> **TASK REQUIREMENTS**: Go through the data below and gather each line containing "ylabel".

> **DATA PROVIDED**:
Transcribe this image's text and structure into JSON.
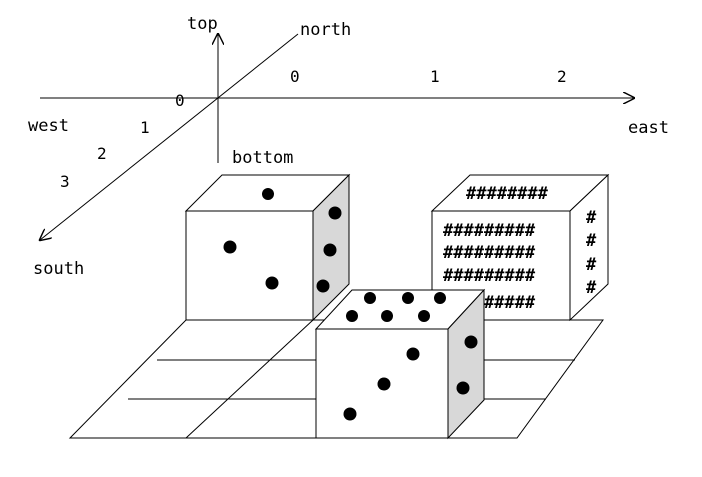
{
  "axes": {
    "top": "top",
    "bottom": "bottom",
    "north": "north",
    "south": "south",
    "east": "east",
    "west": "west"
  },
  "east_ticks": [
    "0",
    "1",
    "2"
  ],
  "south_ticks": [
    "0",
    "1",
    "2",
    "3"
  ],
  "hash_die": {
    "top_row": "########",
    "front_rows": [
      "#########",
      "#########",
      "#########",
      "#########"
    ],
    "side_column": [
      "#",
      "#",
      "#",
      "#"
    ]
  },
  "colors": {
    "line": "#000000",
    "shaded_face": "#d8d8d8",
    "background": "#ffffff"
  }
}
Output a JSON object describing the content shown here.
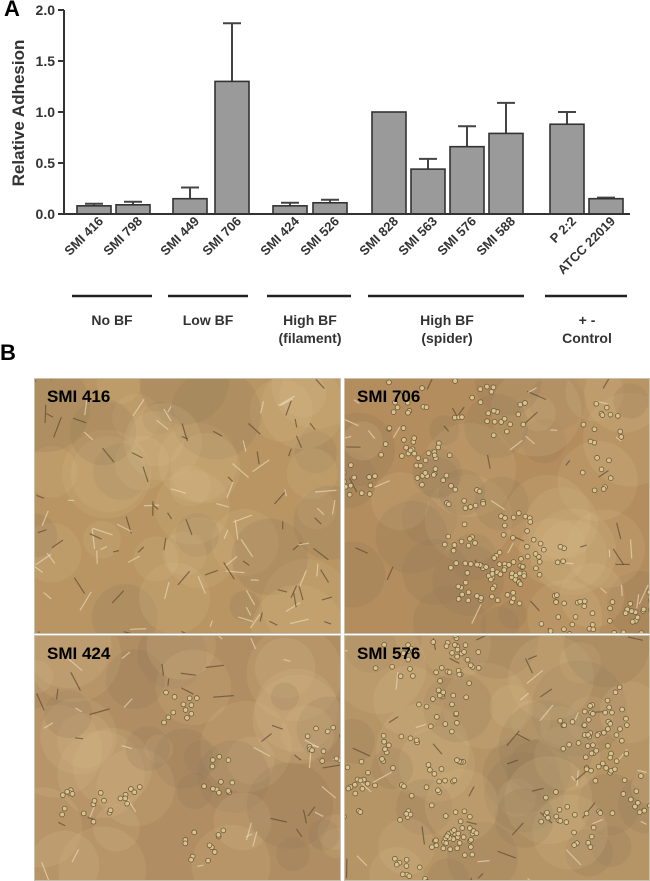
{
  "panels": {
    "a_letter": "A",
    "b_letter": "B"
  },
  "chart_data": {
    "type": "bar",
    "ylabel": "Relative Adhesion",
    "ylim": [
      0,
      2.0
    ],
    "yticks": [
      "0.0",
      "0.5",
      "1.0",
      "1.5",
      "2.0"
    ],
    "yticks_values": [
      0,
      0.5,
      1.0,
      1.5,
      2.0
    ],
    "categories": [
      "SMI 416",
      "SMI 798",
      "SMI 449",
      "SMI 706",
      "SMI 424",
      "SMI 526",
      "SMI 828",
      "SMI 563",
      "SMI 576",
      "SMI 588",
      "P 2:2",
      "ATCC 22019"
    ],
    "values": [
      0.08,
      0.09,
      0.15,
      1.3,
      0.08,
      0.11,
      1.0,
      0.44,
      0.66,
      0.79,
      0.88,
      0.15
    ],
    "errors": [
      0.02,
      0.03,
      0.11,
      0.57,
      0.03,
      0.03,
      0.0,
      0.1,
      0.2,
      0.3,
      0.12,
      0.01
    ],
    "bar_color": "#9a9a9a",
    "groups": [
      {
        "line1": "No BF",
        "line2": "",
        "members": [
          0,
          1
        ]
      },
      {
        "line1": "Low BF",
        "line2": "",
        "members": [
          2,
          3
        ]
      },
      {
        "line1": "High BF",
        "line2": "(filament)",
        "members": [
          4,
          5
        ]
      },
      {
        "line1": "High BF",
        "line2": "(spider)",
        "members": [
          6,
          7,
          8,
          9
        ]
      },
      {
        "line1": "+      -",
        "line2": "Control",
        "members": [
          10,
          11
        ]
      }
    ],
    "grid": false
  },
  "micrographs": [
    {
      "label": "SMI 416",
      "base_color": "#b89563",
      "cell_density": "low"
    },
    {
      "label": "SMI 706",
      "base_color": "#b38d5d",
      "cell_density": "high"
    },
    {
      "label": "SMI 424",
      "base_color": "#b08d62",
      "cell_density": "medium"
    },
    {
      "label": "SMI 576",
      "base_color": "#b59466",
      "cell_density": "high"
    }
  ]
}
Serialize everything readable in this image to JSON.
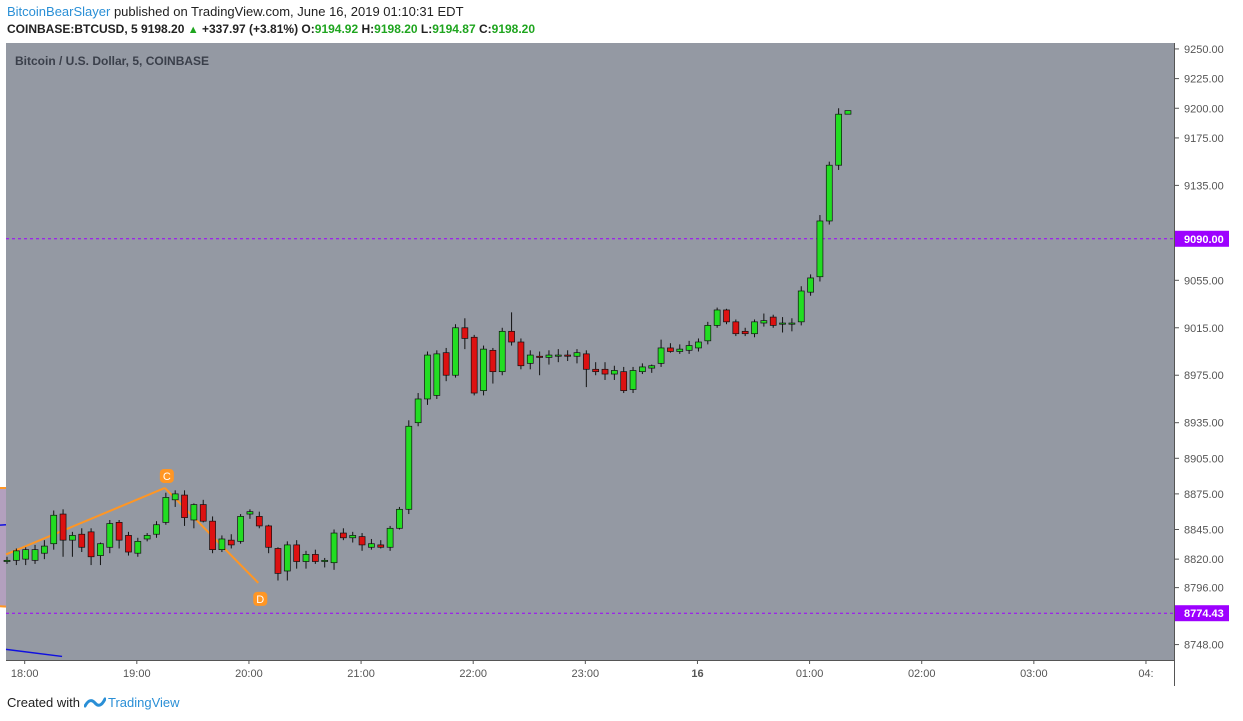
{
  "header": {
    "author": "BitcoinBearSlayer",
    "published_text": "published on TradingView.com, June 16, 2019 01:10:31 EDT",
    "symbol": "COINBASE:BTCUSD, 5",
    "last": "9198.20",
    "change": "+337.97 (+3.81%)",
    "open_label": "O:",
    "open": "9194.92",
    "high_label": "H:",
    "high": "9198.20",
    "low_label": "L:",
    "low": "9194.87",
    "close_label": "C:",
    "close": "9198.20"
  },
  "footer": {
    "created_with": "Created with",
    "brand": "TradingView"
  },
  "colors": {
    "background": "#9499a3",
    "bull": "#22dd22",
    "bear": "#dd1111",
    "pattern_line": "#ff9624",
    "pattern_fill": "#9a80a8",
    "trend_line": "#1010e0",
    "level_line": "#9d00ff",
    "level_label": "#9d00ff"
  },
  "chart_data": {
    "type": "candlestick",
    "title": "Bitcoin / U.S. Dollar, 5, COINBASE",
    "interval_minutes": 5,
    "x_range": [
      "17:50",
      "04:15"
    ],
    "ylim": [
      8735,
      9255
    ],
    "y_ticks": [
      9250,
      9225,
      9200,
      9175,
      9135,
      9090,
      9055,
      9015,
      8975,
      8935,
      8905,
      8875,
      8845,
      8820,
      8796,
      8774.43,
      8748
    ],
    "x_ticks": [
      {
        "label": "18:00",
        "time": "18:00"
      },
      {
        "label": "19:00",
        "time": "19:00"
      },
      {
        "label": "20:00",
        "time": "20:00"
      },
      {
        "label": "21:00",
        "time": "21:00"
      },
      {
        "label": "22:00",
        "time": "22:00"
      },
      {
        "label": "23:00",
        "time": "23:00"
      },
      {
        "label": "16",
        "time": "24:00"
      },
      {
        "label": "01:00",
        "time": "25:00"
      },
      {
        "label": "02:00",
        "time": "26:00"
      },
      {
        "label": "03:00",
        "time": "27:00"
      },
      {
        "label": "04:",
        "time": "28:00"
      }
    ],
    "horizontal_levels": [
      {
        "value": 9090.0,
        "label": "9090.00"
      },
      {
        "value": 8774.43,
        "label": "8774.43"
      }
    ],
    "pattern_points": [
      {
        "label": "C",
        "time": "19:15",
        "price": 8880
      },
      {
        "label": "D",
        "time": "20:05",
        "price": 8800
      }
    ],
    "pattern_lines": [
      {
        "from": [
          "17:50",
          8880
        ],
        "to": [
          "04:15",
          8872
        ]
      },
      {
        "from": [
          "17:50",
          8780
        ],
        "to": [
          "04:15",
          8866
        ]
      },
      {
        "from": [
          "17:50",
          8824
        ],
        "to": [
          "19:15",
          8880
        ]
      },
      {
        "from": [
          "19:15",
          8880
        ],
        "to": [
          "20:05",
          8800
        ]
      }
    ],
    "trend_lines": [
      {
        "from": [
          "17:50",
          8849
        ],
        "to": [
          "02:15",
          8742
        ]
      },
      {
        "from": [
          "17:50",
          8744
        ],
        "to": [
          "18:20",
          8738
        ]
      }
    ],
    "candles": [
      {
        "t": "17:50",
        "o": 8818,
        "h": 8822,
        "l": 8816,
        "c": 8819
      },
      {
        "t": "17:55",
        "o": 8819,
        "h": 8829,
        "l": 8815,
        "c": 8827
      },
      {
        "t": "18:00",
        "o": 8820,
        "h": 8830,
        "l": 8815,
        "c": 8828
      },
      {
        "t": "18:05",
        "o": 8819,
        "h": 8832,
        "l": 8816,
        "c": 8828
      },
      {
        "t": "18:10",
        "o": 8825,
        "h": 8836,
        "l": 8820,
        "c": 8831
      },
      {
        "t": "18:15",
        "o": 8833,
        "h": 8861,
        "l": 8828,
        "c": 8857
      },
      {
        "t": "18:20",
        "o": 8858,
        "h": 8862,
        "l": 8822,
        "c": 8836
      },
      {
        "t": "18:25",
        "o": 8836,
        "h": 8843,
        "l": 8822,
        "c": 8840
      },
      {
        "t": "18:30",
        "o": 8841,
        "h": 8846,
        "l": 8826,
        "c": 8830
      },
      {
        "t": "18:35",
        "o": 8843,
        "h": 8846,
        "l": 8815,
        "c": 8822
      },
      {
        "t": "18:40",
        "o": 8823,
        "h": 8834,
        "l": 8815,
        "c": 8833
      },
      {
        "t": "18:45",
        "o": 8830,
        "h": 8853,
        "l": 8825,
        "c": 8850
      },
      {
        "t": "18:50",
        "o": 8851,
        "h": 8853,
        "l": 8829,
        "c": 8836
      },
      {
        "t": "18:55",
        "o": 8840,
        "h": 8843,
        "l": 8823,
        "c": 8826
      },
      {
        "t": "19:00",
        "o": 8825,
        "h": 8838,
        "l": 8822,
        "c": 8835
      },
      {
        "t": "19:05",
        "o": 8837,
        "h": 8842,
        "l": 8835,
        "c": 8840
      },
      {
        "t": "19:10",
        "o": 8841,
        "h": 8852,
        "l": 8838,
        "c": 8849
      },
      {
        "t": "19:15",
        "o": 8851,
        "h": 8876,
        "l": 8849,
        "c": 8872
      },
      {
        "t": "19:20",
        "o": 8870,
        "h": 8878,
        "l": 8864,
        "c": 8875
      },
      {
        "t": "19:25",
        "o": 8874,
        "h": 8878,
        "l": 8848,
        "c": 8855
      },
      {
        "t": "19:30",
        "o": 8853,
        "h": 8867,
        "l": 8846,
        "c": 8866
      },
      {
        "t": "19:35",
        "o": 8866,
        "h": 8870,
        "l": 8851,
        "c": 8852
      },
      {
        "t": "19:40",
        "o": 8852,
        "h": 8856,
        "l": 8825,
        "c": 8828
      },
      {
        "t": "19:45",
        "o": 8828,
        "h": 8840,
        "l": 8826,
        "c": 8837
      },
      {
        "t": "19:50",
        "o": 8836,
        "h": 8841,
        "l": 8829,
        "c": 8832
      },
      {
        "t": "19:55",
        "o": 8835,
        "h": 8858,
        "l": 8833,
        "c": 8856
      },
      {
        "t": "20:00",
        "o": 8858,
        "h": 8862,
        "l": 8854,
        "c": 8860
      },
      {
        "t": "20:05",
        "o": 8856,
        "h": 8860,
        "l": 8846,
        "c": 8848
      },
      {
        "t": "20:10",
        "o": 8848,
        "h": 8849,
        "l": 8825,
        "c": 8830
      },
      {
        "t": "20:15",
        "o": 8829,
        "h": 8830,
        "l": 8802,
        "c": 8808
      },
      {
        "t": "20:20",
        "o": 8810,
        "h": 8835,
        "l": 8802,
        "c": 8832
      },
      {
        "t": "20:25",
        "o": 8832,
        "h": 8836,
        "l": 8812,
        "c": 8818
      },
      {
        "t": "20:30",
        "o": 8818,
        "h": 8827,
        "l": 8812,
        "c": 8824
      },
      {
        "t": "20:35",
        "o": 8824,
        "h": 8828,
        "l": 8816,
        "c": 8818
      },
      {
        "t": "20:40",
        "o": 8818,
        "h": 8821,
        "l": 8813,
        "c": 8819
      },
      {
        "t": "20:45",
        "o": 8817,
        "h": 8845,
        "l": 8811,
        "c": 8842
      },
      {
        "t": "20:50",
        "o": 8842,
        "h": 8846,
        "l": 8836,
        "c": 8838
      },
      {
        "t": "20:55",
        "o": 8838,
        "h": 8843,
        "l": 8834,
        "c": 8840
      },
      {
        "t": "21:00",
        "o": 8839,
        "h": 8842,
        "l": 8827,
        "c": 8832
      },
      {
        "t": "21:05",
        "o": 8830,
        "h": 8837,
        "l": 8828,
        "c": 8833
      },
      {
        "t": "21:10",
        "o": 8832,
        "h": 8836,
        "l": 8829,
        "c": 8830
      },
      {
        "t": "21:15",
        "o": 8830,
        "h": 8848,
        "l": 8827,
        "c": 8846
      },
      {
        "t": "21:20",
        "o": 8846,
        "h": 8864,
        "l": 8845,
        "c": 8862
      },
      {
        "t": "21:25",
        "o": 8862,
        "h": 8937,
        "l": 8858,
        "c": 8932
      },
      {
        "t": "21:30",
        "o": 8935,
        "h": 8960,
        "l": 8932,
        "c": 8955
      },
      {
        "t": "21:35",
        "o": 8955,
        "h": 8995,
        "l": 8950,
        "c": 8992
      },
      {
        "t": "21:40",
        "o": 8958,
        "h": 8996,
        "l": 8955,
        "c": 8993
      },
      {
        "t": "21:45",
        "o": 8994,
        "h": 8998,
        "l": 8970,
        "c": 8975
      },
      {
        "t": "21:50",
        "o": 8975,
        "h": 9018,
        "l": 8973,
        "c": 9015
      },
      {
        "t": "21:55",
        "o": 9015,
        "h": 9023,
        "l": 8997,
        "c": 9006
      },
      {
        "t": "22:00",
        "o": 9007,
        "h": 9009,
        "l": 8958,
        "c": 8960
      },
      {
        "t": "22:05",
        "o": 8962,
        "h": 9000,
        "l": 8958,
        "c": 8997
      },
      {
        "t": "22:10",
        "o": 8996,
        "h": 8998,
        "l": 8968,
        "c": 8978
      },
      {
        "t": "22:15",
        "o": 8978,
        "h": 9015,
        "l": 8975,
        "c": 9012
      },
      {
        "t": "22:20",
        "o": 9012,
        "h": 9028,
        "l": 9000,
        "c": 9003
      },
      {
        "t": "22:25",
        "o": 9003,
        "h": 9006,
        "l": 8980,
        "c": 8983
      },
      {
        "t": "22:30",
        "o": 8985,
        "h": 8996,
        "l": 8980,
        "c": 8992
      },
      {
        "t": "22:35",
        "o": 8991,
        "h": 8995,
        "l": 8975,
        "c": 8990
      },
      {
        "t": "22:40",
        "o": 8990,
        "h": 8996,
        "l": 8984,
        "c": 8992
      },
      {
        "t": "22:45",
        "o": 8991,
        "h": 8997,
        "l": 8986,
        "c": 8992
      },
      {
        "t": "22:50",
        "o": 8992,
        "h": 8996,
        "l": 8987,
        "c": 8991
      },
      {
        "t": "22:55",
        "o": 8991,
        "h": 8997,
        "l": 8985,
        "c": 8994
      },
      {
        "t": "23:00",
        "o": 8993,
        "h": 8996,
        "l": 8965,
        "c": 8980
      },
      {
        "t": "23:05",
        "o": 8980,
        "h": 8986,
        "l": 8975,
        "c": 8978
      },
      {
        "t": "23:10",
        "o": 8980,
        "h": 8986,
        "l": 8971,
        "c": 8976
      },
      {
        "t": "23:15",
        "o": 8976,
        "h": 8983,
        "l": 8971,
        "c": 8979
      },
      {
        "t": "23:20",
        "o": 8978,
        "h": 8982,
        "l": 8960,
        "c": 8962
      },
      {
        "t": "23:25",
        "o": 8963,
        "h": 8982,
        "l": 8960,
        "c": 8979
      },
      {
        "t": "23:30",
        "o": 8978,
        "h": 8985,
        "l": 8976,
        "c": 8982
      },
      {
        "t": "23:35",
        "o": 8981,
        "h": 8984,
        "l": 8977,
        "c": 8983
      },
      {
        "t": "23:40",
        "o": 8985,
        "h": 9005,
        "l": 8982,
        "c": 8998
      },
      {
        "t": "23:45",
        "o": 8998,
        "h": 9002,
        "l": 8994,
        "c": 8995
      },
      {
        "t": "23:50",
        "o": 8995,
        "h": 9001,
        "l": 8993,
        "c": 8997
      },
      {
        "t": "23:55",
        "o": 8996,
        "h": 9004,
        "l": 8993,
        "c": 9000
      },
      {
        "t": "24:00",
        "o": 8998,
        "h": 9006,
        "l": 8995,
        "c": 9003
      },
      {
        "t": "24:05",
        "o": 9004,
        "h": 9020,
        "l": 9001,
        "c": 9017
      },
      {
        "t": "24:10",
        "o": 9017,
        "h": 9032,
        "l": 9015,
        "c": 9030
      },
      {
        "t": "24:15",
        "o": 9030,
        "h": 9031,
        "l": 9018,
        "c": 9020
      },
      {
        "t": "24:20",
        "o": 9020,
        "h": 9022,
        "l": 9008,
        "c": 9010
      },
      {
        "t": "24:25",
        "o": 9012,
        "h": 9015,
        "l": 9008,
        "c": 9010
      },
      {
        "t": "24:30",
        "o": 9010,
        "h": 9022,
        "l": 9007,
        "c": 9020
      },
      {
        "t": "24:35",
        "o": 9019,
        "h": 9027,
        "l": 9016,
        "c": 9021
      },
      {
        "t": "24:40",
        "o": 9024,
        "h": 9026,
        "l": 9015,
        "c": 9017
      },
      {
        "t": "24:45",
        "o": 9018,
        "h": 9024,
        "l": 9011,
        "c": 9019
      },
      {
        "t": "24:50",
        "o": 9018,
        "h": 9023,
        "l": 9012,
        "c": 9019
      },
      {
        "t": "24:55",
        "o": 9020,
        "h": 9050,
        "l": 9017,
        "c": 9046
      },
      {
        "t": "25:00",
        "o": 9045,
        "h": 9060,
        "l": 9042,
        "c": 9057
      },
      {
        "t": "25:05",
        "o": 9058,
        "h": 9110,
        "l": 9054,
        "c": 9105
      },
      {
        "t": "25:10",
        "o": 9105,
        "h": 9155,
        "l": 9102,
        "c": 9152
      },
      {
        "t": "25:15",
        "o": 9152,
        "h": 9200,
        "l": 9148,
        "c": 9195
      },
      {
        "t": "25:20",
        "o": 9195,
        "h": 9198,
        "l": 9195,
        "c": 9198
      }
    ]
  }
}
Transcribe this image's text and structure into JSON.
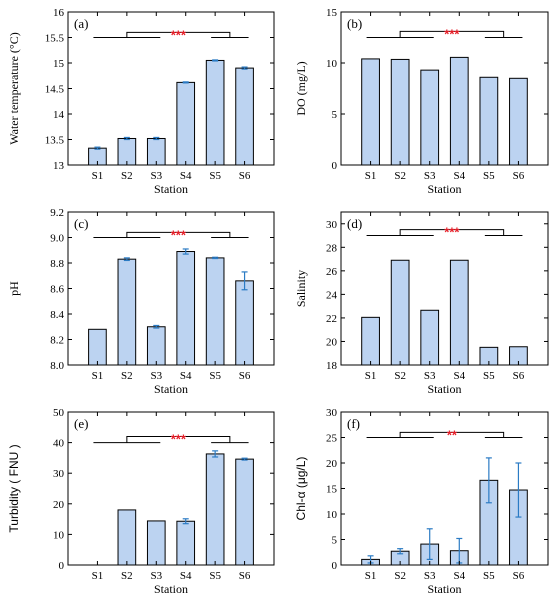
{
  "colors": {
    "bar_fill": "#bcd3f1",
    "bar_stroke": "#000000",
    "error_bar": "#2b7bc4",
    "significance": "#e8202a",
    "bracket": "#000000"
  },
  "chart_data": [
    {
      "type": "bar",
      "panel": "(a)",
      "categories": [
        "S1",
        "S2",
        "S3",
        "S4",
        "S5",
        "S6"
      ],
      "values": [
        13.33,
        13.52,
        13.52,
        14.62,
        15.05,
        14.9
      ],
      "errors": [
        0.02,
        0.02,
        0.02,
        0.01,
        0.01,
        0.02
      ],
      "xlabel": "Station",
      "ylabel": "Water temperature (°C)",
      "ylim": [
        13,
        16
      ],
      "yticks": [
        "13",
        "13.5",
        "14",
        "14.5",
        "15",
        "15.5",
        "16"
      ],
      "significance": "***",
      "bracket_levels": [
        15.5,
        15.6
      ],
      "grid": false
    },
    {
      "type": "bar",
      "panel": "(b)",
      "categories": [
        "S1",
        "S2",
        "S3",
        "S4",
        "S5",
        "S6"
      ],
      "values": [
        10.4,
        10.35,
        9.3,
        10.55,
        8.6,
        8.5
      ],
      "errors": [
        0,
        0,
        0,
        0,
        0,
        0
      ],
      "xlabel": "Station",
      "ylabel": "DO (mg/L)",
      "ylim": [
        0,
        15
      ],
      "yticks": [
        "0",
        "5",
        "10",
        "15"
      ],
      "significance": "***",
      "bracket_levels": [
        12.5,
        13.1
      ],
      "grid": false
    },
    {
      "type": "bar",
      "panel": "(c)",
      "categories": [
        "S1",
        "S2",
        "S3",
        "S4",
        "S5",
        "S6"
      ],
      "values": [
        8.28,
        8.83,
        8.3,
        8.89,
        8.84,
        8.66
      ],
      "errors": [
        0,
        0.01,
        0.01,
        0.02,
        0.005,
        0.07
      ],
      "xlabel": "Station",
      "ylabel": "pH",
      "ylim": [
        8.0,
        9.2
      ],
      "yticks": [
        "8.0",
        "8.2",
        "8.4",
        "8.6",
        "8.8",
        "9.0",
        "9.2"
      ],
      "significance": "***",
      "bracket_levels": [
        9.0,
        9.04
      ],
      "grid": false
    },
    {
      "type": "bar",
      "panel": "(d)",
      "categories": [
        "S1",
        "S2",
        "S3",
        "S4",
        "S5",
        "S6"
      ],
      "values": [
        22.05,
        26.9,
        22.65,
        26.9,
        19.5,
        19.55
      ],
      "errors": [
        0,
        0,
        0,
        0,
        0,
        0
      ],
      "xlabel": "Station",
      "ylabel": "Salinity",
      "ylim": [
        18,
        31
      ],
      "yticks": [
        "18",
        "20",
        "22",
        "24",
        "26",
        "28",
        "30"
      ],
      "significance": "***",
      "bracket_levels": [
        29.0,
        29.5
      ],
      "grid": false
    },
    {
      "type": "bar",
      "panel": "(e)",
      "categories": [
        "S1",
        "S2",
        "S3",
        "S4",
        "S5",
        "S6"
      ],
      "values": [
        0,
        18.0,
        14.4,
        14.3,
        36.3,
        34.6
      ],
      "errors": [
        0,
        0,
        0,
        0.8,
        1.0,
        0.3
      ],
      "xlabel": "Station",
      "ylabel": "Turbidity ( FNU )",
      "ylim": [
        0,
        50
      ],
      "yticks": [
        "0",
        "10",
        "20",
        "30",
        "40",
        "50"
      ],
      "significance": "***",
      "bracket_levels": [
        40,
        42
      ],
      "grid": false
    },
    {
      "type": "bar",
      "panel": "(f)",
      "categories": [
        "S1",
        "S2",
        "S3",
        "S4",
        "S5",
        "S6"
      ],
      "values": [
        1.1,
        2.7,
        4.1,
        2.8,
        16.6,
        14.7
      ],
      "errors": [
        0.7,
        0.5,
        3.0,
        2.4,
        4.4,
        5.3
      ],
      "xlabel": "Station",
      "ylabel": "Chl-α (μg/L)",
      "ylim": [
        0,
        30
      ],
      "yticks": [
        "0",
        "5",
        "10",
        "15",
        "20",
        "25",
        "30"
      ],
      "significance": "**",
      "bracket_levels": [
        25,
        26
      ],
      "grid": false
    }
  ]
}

> **SOLUTION TO THIS EXERCISE**:
    "ylabel": "Relative Adhesion",
      "ylabel": "Water temperature (°C)",
      "ylabel": "DO (mg/L)",
      "ylabel": "pH",
      "ylabel": "Salinity",
      "ylabel": "Turbidity ( FNU )",
      "ylabel": "Chl-α (μg/L)",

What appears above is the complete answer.